[Entries supplied start]

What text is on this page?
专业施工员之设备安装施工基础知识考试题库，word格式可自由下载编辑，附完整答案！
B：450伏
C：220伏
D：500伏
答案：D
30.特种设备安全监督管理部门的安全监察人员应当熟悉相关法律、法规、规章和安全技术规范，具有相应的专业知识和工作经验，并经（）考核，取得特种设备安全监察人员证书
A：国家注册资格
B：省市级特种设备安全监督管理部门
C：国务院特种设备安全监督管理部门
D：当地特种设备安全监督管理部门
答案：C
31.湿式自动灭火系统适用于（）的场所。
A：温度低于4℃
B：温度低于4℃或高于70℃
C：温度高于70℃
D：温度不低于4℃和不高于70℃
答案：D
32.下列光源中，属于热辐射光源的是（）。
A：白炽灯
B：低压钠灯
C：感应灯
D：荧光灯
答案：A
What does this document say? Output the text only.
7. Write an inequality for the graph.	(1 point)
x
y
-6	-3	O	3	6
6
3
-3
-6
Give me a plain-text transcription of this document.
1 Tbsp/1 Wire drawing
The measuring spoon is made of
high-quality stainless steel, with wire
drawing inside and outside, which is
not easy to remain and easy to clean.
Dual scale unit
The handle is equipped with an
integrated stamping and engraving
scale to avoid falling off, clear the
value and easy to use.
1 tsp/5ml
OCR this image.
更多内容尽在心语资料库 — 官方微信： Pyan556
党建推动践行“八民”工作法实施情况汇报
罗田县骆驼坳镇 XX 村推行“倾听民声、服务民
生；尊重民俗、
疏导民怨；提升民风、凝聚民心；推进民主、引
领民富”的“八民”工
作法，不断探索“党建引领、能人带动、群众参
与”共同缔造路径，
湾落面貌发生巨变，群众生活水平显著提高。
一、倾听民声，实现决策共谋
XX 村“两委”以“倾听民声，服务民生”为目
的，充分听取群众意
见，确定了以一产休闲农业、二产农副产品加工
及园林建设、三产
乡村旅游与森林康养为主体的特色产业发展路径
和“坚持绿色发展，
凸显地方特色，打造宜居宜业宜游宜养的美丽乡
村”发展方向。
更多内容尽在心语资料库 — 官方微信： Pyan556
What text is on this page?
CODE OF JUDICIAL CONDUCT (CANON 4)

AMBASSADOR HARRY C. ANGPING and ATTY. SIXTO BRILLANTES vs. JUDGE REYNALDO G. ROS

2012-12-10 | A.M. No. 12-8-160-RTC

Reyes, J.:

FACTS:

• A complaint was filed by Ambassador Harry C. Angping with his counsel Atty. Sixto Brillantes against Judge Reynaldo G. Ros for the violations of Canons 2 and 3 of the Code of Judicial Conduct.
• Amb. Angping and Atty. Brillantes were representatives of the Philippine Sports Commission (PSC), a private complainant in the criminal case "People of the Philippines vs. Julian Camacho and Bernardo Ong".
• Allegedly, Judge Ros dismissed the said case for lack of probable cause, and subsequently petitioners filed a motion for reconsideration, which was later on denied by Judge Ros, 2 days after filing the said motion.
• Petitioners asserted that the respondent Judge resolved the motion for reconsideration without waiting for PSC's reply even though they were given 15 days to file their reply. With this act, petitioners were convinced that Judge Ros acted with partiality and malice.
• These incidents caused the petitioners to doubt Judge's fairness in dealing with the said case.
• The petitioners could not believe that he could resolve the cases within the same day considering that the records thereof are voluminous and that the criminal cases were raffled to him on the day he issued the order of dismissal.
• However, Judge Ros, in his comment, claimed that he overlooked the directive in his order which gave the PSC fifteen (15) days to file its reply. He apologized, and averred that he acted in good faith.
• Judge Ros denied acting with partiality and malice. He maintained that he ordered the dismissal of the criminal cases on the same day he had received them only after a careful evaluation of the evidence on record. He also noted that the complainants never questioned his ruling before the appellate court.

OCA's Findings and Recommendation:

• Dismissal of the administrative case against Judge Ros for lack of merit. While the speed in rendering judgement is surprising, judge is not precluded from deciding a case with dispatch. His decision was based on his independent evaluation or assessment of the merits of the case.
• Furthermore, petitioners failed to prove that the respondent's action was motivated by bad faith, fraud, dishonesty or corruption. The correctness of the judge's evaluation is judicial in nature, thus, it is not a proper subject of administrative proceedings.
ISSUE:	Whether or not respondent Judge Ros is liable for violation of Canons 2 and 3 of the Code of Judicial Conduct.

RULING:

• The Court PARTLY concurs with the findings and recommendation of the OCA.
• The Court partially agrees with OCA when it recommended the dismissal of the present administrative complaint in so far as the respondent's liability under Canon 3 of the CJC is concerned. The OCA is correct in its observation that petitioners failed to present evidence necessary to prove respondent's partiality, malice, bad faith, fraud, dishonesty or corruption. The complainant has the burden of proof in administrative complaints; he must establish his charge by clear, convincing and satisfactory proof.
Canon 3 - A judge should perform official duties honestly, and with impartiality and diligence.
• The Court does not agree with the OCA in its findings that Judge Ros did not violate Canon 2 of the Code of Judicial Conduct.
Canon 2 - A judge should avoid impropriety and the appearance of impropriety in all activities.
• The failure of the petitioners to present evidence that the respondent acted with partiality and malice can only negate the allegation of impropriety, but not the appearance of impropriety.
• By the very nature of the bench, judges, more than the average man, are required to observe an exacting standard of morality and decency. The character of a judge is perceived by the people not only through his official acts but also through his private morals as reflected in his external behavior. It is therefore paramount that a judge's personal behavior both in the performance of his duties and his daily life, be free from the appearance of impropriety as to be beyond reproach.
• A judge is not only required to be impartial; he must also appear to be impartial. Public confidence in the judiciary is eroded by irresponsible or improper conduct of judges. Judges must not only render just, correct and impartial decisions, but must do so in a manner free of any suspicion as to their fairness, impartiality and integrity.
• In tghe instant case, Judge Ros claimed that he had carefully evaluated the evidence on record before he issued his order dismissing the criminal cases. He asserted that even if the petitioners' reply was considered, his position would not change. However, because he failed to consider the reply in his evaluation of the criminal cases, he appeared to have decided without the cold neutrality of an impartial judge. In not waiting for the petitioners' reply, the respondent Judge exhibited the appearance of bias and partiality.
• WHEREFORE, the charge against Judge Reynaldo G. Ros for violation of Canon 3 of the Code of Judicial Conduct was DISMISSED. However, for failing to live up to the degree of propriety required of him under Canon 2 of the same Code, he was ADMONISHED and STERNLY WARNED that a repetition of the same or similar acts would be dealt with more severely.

[Entries supplied end]

■ **Your instructions**
Go through the material above line by line and copy it exactly.

■ **Exercise result**
What text is on this page?
专业施工员之设备安装施工基础知识考试题库，word格式可自由下载编辑，附完整答案！
B：450伏
C：220伏
D：500伏
答案：D
30.特种设备安全监督管理部门的安全监察人员应当熟悉相关法律、法规、规章和安全技术规范，具有相应的专业知识和工作经验，并经（）考核，取得特种设备安全监察人员证书
A：国家注册资格
B：省市级特种设备安全监督管理部门
C：国务院特种设备安全监督管理部门
D：当地特种设备安全监督管理部门
答案：C
31.湿式自动灭火系统适用于（）的场所。
A：温度低于4℃
B：温度低于4℃或高于70℃
C：温度高于70℃
D：温度不低于4℃和不高于70℃
答案：D
32.下列光源中，属于热辐射光源的是（）。
A：白炽灯
B：低压钠灯
C：感应灯
D：荧光灯
答案：A
What does this document say? Output the text only.
7. Write an inequality for the graph.	(1 point)
x
y
-6	-3	O	3	6
6
3
-3
-6
Give me a plain-text transcription of this document.
1 Tbsp/1 Wire drawing
The measuring spoon is made of
high-quality stainless steel, with wire
drawing inside and outside, which is
not easy to remain and easy to clean.
Dual scale unit
The handle is equipped with an
integrated stamping and engraving
scale to avoid falling off, clear the
value and easy to use.
1 tsp/5ml
OCR this image.
更多内容尽在心语资料库 — 官方微信： Pyan556
党建推动践行“八民”工作法实施情况汇报
罗田县骆驼坳镇 XX 村推行“倾听民声、服务民
生；尊重民俗、
疏导民怨；提升民风、凝聚民心；推进民主、引
领民富”的“八民”工
作法，不断探索“党建引领、能人带动、群众参
与”共同缔造路径，
湾落面貌发生巨变，群众生活水平显著提高。
一、倾听民声，实现决策共谋
XX 村“两委”以“倾听民声，服务民生”为目
的，充分听取群众意
见，确定了以一产休闲农业、二产农副产品加工
及园林建设、三产
乡村旅游与森林康养为主体的特色产业发展路径
和“坚持绿色发展，
凸显地方特色，打造宜居宜业宜游宜养的美丽乡
村”发展方向。
更多内容尽在心语资料库 — 官方微信： Pyan556
What text is on this page?
CODE OF JUDICIAL CONDUCT (CANON 4)

AMBASSADOR HARRY C. ANGPING and ATTY. SIXTO BRILLANTES vs. JUDGE REYNALDO G. ROS

2012-12-10 | A.M. No. 12-8-160-RTC

Reyes, J.:

FACTS:

• A complaint was filed by Ambassador Harry C. Angping with his counsel Atty. Sixto Brillantes against Judge Reynaldo G. Ros for the violations of Canons 2 and 3 of the Code of Judicial Conduct.
• Amb. Angping and Atty. Brillantes were representatives of the Philippine Sports Commission (PSC), a private complainant in the criminal case "People of the Philippines vs. Julian Camacho and Bernardo Ong".
• Allegedly, Judge Ros dismissed the said case for lack of probable cause, and subsequently petitioners filed a motion for reconsideration, which was later on denied by Judge Ros, 2 days after filing the said motion.
• Petitioners asserted that the respondent Judge resolved the motion for reconsideration without waiting for PSC's reply even though they were given 15 days to file their reply. With this act, petitioners were convinced that Judge Ros acted with partiality and malice.
• These incidents caused the petitioners to doubt Judge's fairness in dealing with the said case.
• The petitioners could not believe that he could resolve the cases within the same day considering that the records thereof are voluminous and that the criminal cases were raffled to him on the day he issued the order of dismissal.
• However, Judge Ros, in his comment, claimed that he overlooked the directive in his order which gave the PSC fifteen (15) days to file its reply. He apologized, and averred that he acted in good faith.
• Judge Ros denied acting with partiality and malice. He maintained that he ordered the dismissal of the criminal cases on the same day he had received them only after a careful evaluation of the evidence on record. He also noted that the complainants never questioned his ruling before the appellate court.

OCA's Findings and Recommendation:

• Dismissal of the administrative case against Judge Ros for lack of merit. While the speed in rendering judgement is surprising, judge is not precluded from deciding a case with dispatch. His decision was based on his independent evaluation or assessment of the merits of the case.
• Furthermore, petitioners failed to prove that the respondent's action was motivated by bad faith, fraud, dishonesty or corruption. The correctness of the judge's evaluation is judicial in nature, thus, it is not a proper subject of administrative proceedings.
ISSUE:	Whether or not respondent Judge Ros is liable for violation of Canons 2 and 3 of the Code of Judicial Conduct.

RULING:

• The Court PARTLY concurs with the findings and recommendation of the OCA.
• The Court partially agrees with OCA when it recommended the dismissal of the present administrative complaint in so far as the respondent's liability under Canon 3 of the CJC is concerned. The OCA is correct in its observation that petitioners failed to present evidence necessary to prove respondent's partiality, malice, bad faith, fraud, dishonesty or corruption. The complainant has the burden of proof in administrative complaints; he must establish his charge by clear, convincing and satisfactory proof.
Canon 3 - A judge should perform official duties honestly, and with impartiality and diligence.
• The Court does not agree with the OCA in its findings that Judge Ros did not violate Canon 2 of the Code of Judicial Conduct.
Canon 2 - A judge should avoid impropriety and the appearance of impropriety in all activities.
• The failure of the petitioners to present evidence that the respondent acted with partiality and malice can only negate the allegation of impropriety, but not the appearance of impropriety.
• By the very nature of the bench, judges, more than the average man, are required to observe an exacting standard of morality and decency. The character of a judge is perceived by the people not only through his official acts but also through his private morals as reflected in his external behavior. It is therefore paramount that a judge's personal behavior both in the performance of his duties and his daily life, be free from the appearance of impropriety as to be beyond reproach.
• A judge is not only required to be impartial; he must also appear to be impartial. Public confidence in the judiciary is eroded by irresponsible or improper conduct of judges. Judges must not only render just, correct and impartial decisions, but must do so in a manner free of any suspicion as to their fairness, impartiality and integrity.
• In tghe instant case, Judge Ros claimed that he had carefully evaluated the evidence on record before he issued his order dismissing the criminal cases. He asserted that even if the petitioners' reply was considered, his position would not change. However, because he failed to consider the reply in his evaluation of the criminal cases, he appeared to have decided without the cold neutrality of an impartial judge. In not waiting for the petitioners' reply, the respondent Judge exhibited the appearance of bias and partiality.
• WHEREFORE, the charge against Judge Reynaldo G. Ros for violation of Canon 3 of the Code of Judicial Conduct was DISMISSED. However, for failing to live up to the degree of propriety required of him under Canon 2 of the same Code, he was ADMONISHED and STERNLY WARNED that a repetition of the same or similar acts would be dealt with more severely.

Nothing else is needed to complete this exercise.